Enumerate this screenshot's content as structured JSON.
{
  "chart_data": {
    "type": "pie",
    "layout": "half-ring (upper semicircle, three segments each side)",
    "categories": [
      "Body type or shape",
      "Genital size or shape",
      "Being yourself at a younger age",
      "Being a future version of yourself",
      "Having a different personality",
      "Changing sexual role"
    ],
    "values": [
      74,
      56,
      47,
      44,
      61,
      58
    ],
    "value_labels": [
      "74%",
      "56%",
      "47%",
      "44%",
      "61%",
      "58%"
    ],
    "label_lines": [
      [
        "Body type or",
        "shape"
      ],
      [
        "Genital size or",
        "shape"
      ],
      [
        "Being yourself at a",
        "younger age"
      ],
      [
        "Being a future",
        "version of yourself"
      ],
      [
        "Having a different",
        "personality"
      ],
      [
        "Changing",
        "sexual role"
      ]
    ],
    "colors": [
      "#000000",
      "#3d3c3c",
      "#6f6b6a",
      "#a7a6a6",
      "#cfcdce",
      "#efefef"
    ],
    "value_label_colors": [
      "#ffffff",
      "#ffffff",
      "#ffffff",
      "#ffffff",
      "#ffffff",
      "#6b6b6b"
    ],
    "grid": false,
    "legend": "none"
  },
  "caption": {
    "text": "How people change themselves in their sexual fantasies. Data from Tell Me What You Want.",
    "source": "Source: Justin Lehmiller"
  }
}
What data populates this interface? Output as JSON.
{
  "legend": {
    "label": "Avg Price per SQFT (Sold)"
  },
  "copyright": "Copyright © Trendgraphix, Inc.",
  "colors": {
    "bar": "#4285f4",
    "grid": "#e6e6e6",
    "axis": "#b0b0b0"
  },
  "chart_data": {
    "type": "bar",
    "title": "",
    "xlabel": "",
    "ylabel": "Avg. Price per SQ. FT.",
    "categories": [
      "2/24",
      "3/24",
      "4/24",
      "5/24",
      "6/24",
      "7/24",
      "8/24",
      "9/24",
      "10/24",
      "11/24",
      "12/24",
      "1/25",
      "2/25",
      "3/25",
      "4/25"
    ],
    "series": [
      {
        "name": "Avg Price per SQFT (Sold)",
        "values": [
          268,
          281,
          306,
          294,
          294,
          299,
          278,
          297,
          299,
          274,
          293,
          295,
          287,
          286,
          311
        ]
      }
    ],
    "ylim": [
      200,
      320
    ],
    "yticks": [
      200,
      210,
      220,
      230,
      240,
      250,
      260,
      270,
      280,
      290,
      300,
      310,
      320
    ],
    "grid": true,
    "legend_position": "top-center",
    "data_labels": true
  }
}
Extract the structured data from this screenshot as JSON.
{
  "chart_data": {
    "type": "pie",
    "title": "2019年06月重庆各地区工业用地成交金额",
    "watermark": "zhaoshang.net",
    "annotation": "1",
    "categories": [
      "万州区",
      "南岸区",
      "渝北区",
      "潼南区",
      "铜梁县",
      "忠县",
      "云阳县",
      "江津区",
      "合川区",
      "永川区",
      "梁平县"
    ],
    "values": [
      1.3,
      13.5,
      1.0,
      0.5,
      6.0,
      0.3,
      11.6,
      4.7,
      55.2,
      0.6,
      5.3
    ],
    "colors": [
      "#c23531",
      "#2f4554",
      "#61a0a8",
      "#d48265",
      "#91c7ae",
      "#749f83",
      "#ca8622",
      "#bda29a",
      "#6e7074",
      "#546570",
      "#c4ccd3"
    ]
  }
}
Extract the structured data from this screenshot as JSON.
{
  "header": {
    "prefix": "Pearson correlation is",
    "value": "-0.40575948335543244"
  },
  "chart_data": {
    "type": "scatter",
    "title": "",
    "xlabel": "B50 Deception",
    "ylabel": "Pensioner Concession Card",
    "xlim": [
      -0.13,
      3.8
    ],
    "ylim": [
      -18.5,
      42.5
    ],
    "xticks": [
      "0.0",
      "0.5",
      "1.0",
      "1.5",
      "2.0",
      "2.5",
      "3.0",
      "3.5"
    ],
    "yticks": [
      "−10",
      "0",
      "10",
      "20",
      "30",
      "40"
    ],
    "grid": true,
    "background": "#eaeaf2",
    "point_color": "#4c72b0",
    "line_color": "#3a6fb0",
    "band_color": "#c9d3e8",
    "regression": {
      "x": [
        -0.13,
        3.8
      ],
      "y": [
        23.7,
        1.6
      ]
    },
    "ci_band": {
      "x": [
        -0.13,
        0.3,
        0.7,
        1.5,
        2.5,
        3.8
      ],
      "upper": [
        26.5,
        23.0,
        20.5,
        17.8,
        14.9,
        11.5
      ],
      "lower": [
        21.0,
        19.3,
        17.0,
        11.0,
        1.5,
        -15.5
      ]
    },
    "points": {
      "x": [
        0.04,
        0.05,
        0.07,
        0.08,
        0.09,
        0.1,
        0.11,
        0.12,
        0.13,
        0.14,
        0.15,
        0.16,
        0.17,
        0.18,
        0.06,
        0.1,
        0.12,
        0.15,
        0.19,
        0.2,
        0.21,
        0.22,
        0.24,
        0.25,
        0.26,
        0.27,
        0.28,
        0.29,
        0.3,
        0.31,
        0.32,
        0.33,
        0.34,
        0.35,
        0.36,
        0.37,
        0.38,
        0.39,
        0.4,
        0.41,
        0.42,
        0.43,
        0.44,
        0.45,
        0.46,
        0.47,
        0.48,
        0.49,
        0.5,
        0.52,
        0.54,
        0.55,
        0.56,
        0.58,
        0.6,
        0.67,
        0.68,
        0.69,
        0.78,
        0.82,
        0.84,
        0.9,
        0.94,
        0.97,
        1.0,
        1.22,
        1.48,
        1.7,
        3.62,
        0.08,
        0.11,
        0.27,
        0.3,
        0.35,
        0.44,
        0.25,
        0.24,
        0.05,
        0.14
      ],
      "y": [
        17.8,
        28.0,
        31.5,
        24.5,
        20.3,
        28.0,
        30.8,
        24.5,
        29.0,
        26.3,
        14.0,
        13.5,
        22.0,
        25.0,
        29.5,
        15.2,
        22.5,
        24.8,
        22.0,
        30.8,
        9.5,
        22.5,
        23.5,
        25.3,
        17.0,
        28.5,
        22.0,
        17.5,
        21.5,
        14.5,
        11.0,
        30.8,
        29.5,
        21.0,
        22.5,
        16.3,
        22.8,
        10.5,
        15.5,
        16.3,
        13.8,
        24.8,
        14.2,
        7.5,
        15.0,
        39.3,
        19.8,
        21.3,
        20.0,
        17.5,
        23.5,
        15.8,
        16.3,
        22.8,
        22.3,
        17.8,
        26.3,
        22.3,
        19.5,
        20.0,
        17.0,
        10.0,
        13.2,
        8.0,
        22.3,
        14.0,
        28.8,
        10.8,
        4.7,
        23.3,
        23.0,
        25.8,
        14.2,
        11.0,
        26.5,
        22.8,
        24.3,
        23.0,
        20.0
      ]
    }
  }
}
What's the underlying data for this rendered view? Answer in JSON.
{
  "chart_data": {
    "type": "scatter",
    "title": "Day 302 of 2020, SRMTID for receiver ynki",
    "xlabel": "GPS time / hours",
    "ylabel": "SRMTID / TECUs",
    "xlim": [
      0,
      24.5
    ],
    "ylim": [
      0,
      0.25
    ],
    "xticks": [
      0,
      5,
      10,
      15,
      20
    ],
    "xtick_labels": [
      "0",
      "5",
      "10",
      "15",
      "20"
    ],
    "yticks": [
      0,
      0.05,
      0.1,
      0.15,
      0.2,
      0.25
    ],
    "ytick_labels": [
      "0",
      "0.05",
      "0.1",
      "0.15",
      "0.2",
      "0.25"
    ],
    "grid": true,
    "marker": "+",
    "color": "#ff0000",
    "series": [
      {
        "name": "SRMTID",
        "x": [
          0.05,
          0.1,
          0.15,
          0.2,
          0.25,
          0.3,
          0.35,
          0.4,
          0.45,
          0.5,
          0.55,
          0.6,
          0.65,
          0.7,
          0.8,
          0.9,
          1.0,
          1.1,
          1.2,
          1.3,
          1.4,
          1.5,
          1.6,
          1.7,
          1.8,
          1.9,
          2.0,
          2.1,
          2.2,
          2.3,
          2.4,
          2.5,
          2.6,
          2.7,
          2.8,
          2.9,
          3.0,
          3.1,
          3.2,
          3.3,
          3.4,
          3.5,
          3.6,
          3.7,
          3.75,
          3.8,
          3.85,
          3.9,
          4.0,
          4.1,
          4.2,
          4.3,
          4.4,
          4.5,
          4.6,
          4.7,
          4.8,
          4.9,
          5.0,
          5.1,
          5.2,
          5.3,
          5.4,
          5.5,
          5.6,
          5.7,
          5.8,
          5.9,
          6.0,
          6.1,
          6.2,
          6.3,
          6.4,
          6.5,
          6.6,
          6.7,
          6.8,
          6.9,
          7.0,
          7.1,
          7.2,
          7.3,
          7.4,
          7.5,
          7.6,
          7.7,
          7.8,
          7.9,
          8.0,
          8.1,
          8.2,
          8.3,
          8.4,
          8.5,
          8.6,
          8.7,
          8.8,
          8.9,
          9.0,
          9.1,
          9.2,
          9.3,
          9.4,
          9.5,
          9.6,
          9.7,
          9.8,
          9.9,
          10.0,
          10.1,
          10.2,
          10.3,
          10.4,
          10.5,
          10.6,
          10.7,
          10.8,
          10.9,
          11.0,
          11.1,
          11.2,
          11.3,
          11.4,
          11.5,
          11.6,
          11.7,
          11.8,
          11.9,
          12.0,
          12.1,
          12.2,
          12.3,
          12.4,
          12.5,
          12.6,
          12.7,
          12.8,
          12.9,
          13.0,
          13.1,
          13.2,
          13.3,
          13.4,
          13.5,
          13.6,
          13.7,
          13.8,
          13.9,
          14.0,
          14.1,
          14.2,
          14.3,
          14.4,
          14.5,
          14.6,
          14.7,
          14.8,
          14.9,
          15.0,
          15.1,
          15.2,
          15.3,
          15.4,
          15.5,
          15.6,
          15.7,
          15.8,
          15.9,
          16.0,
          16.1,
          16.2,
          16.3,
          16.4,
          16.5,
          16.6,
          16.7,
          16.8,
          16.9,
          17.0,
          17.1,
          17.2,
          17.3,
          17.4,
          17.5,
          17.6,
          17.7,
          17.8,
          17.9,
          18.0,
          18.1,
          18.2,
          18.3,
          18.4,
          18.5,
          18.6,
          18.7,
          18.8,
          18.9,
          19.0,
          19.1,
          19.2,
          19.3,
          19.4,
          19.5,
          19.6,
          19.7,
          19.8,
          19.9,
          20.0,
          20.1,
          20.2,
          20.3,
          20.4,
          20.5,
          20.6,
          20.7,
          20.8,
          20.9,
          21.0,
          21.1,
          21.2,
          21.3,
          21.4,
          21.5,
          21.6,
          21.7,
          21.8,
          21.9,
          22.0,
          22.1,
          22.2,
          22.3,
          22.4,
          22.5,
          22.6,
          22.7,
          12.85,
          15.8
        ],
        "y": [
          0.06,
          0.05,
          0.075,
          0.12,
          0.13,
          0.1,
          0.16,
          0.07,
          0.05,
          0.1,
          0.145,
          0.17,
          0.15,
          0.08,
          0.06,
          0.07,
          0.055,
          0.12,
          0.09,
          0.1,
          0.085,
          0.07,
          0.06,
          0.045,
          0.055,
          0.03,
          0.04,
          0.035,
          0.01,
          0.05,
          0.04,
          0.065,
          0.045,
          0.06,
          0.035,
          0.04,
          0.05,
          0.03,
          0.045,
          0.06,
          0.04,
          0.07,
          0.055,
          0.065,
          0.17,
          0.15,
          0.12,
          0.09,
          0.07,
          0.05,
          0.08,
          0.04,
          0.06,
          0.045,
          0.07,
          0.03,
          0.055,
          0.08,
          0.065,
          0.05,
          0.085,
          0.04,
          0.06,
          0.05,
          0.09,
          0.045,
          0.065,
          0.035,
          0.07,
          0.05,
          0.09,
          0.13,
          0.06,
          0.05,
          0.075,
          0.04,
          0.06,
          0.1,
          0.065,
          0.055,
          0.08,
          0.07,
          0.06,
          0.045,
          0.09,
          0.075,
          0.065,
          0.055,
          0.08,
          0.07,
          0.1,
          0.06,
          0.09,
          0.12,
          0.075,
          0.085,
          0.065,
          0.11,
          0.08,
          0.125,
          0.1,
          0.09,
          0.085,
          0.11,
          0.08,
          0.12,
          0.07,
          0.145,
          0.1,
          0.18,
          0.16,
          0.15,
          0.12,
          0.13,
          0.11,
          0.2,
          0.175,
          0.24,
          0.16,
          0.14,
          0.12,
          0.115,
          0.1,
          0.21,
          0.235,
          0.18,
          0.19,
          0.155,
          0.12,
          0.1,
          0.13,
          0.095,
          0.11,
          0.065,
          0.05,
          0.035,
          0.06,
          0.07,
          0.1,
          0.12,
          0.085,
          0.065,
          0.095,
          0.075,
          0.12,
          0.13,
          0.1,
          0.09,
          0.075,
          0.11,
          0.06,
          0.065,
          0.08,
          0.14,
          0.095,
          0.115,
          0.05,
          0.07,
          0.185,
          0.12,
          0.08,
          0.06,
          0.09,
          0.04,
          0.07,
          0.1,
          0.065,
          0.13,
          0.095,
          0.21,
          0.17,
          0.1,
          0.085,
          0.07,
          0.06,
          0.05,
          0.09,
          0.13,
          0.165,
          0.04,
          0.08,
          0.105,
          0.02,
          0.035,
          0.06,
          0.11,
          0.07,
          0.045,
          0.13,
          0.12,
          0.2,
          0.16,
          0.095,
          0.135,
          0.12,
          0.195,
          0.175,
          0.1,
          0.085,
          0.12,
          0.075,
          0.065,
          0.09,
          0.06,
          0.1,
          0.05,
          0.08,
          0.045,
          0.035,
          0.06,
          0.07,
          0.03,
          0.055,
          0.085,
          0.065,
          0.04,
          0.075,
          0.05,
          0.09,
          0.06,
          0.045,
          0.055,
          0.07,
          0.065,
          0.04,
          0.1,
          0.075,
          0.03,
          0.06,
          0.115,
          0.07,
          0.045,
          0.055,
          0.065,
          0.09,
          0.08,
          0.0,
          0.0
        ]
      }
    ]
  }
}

********************

Tally up the lines with the word "personality" in them, and answer with that number by itself.

● Solution to this task: 2